▸ **Material supplied**

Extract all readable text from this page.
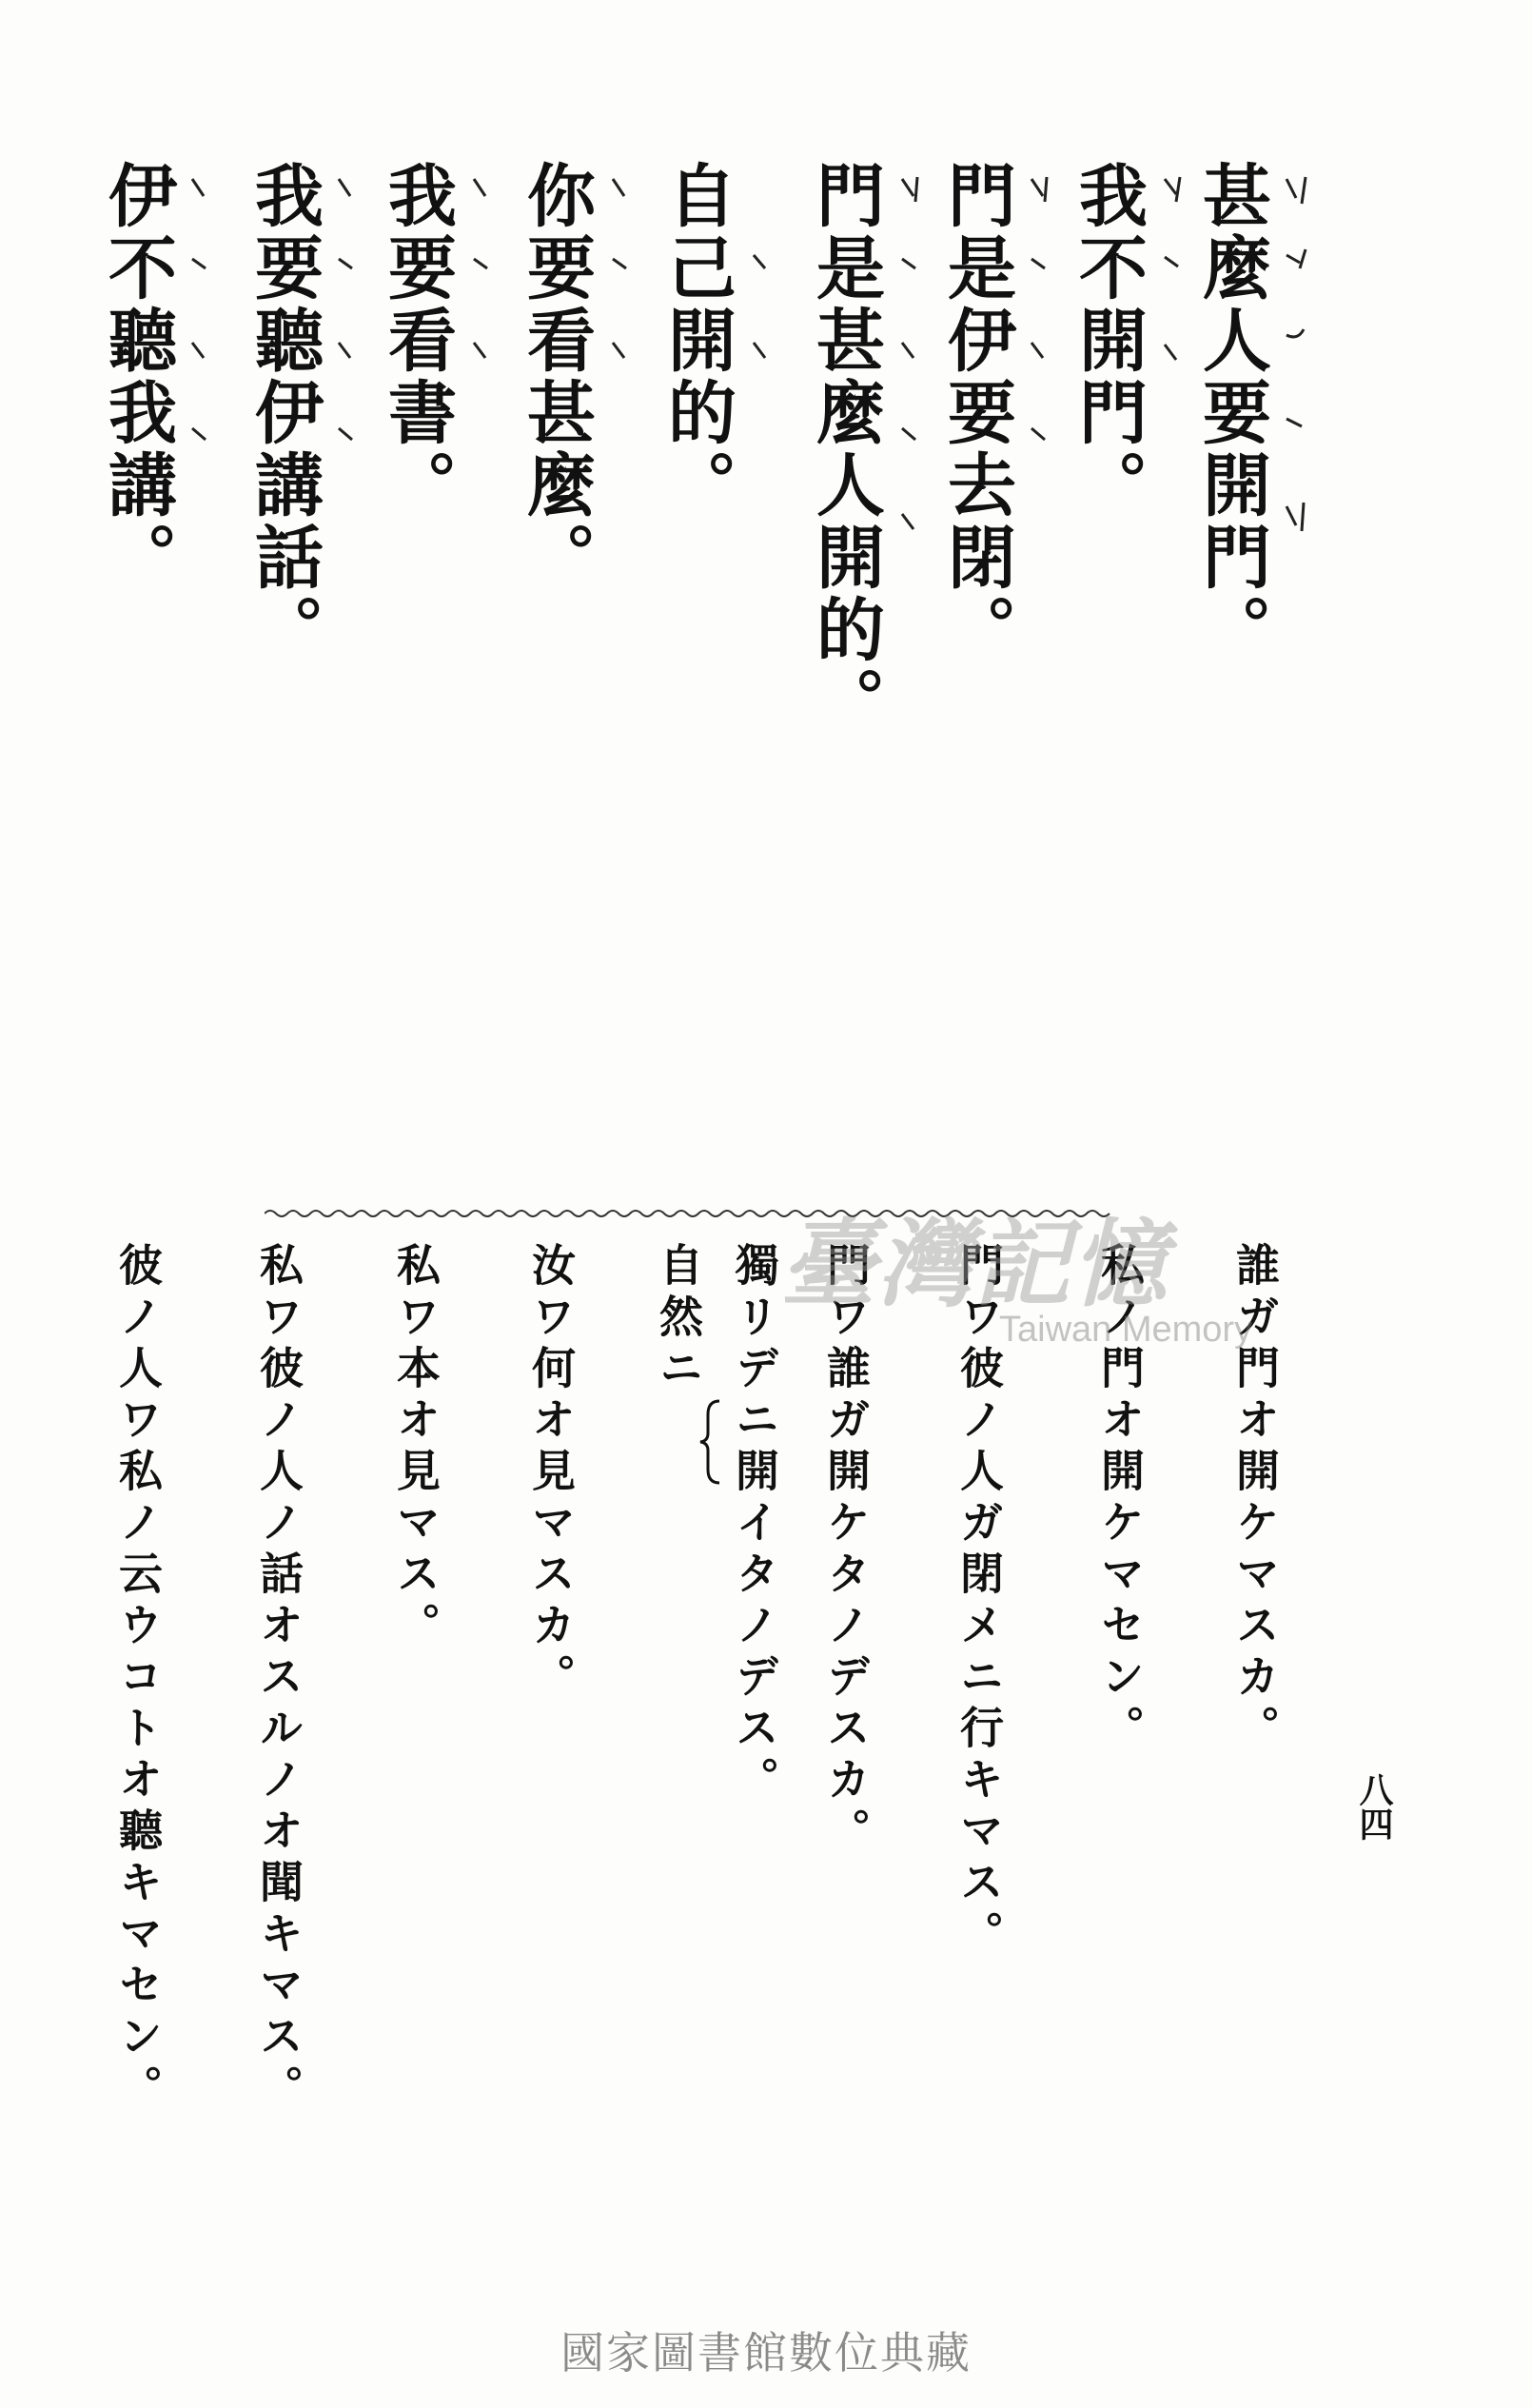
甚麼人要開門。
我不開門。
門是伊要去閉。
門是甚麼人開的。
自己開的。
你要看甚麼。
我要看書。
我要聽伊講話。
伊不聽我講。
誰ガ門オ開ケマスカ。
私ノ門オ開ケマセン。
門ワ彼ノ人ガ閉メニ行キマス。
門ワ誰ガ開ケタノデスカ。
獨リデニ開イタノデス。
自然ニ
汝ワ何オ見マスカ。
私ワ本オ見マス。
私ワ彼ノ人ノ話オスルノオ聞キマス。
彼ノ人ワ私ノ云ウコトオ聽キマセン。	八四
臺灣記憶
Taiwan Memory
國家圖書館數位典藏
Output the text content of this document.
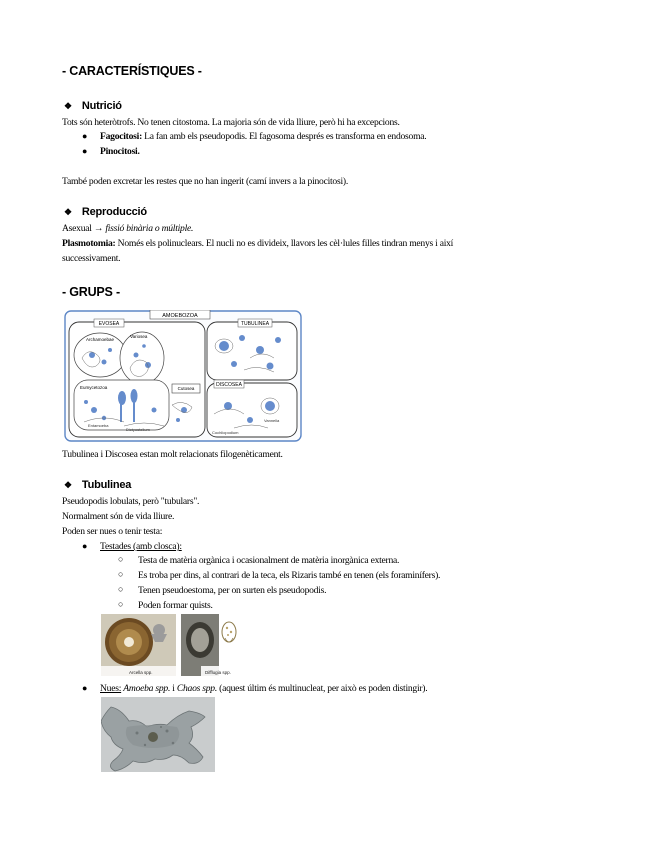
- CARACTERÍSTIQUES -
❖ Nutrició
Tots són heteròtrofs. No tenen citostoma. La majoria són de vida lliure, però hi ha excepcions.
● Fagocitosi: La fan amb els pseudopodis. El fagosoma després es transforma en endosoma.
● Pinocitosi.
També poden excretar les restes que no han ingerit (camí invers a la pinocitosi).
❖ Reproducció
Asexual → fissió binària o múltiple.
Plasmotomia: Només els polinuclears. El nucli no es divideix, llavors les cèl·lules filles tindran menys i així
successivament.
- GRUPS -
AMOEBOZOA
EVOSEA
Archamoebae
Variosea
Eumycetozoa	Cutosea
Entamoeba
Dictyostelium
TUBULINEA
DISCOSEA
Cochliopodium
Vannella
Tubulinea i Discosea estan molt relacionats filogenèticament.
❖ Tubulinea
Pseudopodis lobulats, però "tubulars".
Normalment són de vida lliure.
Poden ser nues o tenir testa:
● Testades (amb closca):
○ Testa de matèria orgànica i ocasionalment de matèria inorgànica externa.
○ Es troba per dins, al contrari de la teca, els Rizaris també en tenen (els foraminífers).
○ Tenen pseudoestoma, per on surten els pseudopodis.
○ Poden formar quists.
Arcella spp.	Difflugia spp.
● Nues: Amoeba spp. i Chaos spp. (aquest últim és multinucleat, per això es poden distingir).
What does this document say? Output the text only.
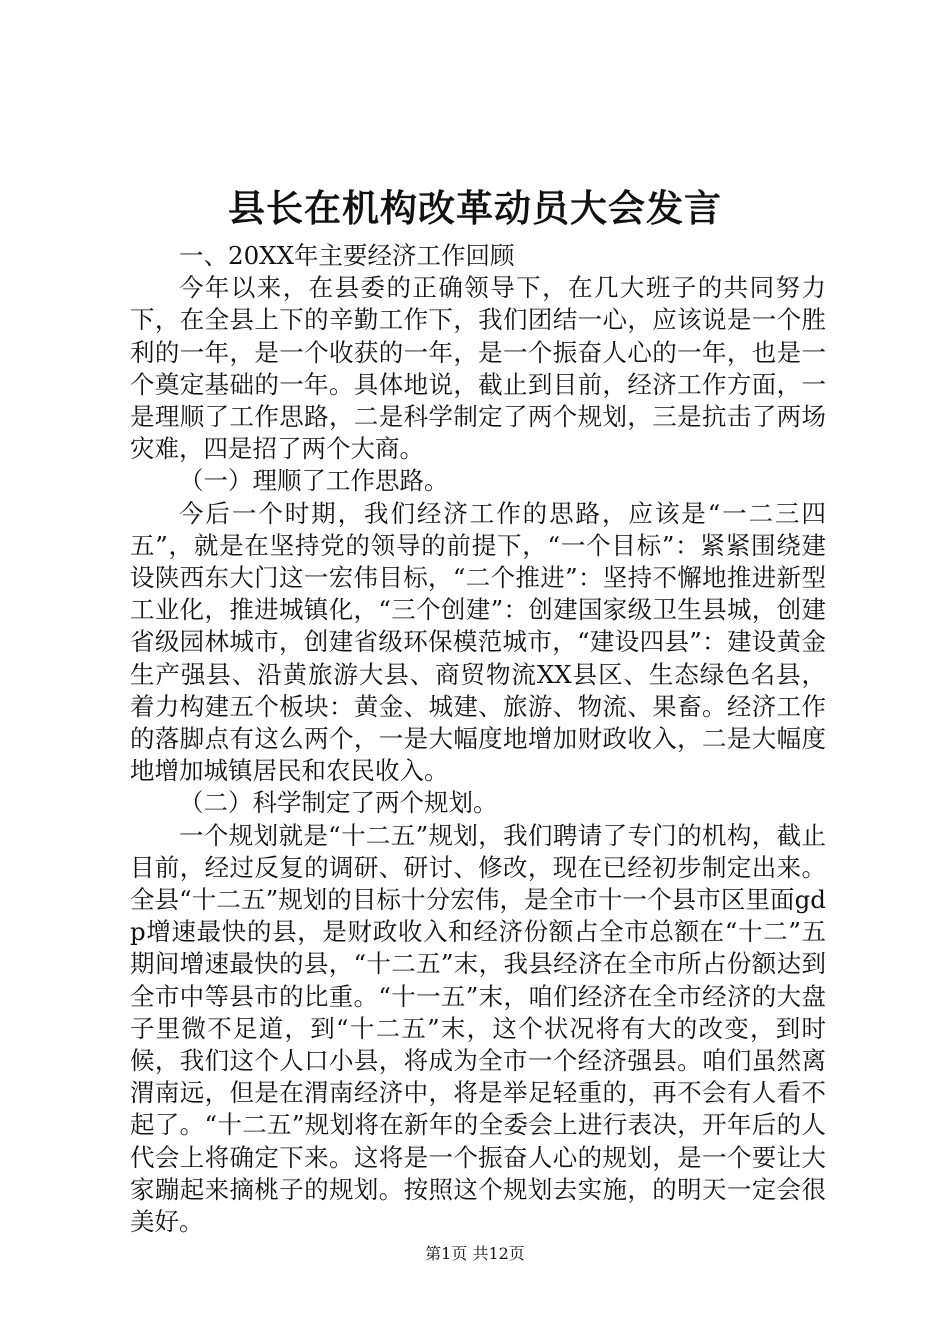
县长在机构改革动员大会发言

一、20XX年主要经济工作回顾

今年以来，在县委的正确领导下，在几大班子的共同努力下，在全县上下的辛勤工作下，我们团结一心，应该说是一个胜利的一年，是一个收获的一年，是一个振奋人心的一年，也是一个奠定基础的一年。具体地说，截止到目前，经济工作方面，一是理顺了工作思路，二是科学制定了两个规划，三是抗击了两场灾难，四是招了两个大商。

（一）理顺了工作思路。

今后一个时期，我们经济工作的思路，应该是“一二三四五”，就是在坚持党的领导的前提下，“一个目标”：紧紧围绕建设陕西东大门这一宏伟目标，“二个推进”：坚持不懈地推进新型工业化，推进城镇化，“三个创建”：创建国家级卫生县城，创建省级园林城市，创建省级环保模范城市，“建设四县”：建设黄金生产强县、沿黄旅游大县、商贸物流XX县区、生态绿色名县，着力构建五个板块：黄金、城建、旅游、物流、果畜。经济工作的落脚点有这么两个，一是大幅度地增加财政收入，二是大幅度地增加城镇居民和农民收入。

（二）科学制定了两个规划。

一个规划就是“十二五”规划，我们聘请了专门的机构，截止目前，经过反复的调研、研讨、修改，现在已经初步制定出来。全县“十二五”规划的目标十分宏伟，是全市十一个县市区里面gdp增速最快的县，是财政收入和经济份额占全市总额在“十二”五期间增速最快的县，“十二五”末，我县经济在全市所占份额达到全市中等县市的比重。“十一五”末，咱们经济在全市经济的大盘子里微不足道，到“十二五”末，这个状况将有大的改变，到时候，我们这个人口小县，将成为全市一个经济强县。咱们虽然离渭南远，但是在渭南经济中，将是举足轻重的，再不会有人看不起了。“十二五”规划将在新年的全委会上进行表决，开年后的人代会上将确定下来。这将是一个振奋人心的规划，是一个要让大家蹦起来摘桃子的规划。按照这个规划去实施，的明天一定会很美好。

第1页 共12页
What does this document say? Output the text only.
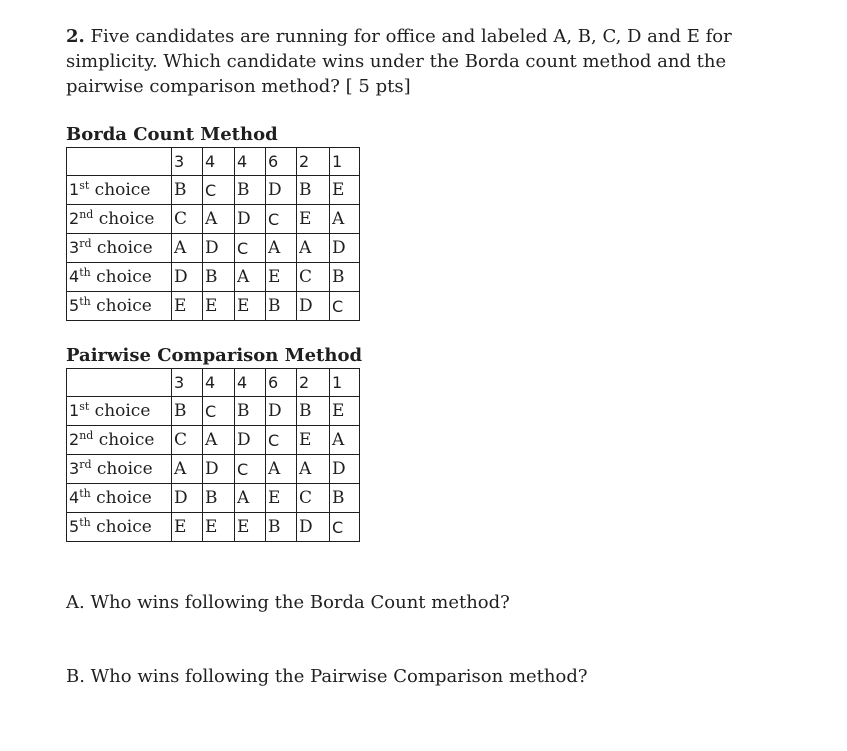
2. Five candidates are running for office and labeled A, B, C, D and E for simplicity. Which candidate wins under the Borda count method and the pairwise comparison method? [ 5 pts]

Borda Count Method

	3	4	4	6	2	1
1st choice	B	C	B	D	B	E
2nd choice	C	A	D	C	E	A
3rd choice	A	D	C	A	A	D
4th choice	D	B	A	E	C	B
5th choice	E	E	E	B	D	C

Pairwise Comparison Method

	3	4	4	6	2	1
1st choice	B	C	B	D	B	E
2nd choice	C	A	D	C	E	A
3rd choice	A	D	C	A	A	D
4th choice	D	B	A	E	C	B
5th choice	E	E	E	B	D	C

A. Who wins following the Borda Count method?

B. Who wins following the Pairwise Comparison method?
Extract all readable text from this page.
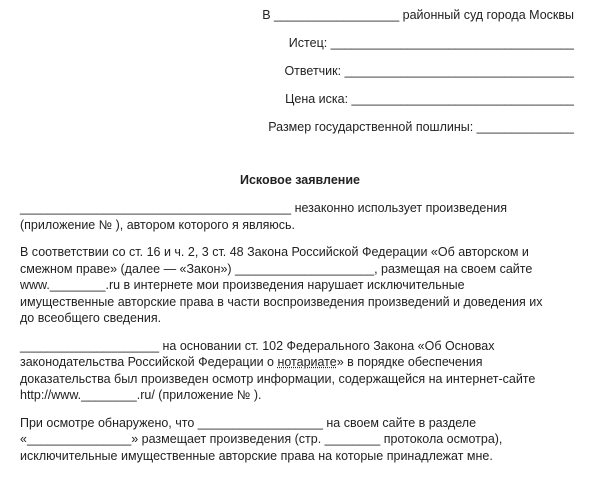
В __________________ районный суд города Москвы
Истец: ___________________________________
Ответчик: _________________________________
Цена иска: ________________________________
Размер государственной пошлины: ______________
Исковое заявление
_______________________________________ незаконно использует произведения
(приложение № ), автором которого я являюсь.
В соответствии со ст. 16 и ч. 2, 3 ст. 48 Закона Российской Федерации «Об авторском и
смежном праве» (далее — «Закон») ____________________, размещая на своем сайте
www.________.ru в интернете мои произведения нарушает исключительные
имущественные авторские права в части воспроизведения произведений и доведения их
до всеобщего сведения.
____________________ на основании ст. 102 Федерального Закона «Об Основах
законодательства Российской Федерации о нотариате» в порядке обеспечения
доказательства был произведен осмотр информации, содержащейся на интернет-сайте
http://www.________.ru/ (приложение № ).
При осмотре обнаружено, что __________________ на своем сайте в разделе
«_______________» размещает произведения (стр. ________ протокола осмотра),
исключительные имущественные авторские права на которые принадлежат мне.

▸ **Given task**
Copy out every line of the data that includes "приложение".

▸ **Task output**
(приложение № ), автором которого я являюсь.
http://www.________.ru/ (приложение № ).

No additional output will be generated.